[QUOTED PASSAGE]
COMPLETE RUNNING JOBS BUT DO NOT START NEW JOBS

       If you regret starting a lot of jobs you can simply break GNU parallel, but if you want to
       make sure you do not have half-completed jobs you should send the signal SIGHUP to GNU
       parallel:

         killall -HUP parallel

       This will tell GNU parallel to not start any new jobs, but wait until the currently
       running jobs are finished before exiting.

ENVIRONMENT VARIABLES

       $PARALLEL_HOME
                Dir where GNU parallel stores config files, semaphores, and caches information
                between invocations. If set to a non-existent dir, the dir will be created.

                Default: $HOME/.parallel.

       $PARALLEL_ARGHOSTGROUPS
                When using --hostgroups GNU parallel sets this to the hostgroups of the job.

                Remember to quote the $, so it gets evaluated by the correct shell. Or use --plus
                and {agrp}.

       $PARALLEL_HOSTGROUPS
                When using --hostgroups GNU parallel sets this to the hostgroups of the sshlogin
                that the job is run on.

                Remember to quote the $, so it gets evaluated by the correct shell. Or use --plus
                and {hgrp}.

       $PARALLEL_JOBSLOT
                Set by GNU parallel and can be used in jobs run by GNU parallel.  Remember to
                quote the $, so it gets evaluated by the correct shell. Or use --plus and {slot}.

                $PARALLEL_JOBSLOT is the jobslot of the job. It is equal to {%} unless the job is
                being retried. See {%} for details.

       $PARALLEL_PID
                Set by GNU parallel and can be used in jobs run by GNU parallel.  Remember to
                quote the $, so it gets evaluated by the correct shell.

                This makes it possible for the jobs to communicate directly to GNU parallel.

                Example: If each of the jobs tests a solution and one of jobs finds the solution
                the job can tell GNU parallel not to start more jobs by: kill -HUP $PARALLEL_PID.
                This only works on the local computer.

       $PARALLEL_RSYNC_OPTS
                Options to pass on to rsync. Defaults to: -rlDzR.

       $PARALLEL_SHELL
                Use this shell for the commands run by GNU parallel:

                • $PARALLEL_SHELL. If undefined use:

                • The shell that started GNU parallel. If that cannot be determined:

                • $SHELL. If undefined use:

                • /bin/sh

       $PARALLEL_SSH
                GNU parallel defaults to using the ssh command for remote access. This can be
                overridden with $PARALLEL_SSH, which again can be overridden with --ssh. It can
                also be set on a per server basis (see --sshlogin).

       $PARALLEL_SSHHOST
                Set by GNU parallel and can be used in jobs run by GNU parallel.  Remember to
                quote the $, so it gets evaluated by the correct shell. Or use --plus and {host}.

                $PARALLEL_SSHHOST is the host part of an sshlogin line. E.g.

                  4//usr/bin/specialssh user@host

                becomes:

                  host

       $PARALLEL_SSHLOGIN
                Set by GNU parallel and can be used in jobs run by GNU parallel.  Remember to
                quote the $, so it gets evaluated by the correct shell. Or use --plus and
                {sshlogin}.

                The value is the sshlogin line with number of threads removed. E.g.
[/QUOTED PASSAGE]
▸ **EXERCISE INSTRUCTIONS**:
[1] According to the GNU parallel manual excerpt, what is the default value of $PARALLEL_RSYNC_OPTS?
[2] Please continue the GNU parallel manual excerpt, starting right after its last line.
[DATASET]
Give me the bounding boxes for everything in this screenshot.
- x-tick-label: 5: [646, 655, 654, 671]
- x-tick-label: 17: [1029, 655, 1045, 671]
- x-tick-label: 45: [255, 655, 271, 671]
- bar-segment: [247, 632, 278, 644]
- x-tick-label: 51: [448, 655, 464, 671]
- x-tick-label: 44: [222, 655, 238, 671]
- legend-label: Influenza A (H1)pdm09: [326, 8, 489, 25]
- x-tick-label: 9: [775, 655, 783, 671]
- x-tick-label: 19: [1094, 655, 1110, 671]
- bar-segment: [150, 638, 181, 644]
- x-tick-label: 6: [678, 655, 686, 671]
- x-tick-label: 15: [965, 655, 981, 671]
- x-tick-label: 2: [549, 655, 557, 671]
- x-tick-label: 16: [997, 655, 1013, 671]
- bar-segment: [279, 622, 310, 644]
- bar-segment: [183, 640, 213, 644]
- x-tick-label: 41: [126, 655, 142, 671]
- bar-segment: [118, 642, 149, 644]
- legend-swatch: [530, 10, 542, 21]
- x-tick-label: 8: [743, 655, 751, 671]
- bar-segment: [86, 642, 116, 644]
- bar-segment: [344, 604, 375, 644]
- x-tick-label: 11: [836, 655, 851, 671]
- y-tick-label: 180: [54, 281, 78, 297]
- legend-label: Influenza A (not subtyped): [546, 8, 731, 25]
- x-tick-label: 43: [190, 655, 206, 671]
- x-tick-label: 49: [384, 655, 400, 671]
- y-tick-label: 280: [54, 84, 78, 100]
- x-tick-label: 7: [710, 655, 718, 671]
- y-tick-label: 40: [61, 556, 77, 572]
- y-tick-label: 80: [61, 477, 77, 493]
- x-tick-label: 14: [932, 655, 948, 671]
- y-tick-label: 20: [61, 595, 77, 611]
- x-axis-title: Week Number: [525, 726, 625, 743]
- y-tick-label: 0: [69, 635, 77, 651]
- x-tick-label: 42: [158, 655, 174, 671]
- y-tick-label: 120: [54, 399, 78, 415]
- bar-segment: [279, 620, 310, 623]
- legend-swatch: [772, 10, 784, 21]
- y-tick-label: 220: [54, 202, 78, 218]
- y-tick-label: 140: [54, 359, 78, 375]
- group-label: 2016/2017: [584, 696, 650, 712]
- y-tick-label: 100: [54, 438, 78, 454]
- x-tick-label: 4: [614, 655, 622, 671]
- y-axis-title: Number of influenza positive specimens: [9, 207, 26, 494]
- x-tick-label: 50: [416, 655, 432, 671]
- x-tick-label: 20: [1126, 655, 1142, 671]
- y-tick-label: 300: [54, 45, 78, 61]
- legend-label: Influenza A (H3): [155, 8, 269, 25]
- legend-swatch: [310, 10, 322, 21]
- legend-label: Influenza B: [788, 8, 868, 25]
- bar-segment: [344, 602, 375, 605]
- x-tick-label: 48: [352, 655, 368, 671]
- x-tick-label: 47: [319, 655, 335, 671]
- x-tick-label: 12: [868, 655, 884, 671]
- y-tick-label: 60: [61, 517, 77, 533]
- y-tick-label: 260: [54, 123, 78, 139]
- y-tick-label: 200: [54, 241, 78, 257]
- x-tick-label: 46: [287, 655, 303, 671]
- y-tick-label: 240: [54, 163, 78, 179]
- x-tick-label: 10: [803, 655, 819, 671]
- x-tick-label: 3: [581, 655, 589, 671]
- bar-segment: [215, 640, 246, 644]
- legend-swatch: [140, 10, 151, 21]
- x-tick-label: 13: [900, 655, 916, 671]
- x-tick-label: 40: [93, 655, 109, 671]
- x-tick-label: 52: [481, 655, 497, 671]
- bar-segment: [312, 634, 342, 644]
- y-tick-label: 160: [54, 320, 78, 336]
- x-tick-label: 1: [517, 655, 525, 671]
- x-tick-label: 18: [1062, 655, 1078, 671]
[/DATASET]
▸ **RESULTS BY TASK**:
[1] -rlDzR

[2]
                  4//usr/bin/specialssh user@host

                becomes:

                  /usr/bin/specialssh user@host

       $PARALLEL_SEQ
                Set by GNU parallel and can be used in jobs run by GNU parallel.  Remember to
                quote the $, so it gets evaluated by the correct shell.

                $PARALLEL_SEQ is the sequence number of the job running.

                Example:

                  seq 10 | parallel -N2 \
                    echo seq:'$'PARALLEL_SEQ arg1:{1} arg2:{2}

                {#} is a shorthand for $PARALLEL_SEQ.

       $PARALLEL_TMUX
                Path to tmux. If unset the tmux in $PATH is used.

       $TMPDIR  Directory for temporary files.

                See also: --tmpdir

       $PARALLEL_REMOTE_TMPDIR
                Directory for temporary files on remote servers.

                See also: --tmpdir

       $PARALLEL
                The environment variable $PARALLEL will be used as default options for GNU
                parallel. If the variable contains special shell characters (e.g. $, *, or space)
                then these need to be to be escaped with \.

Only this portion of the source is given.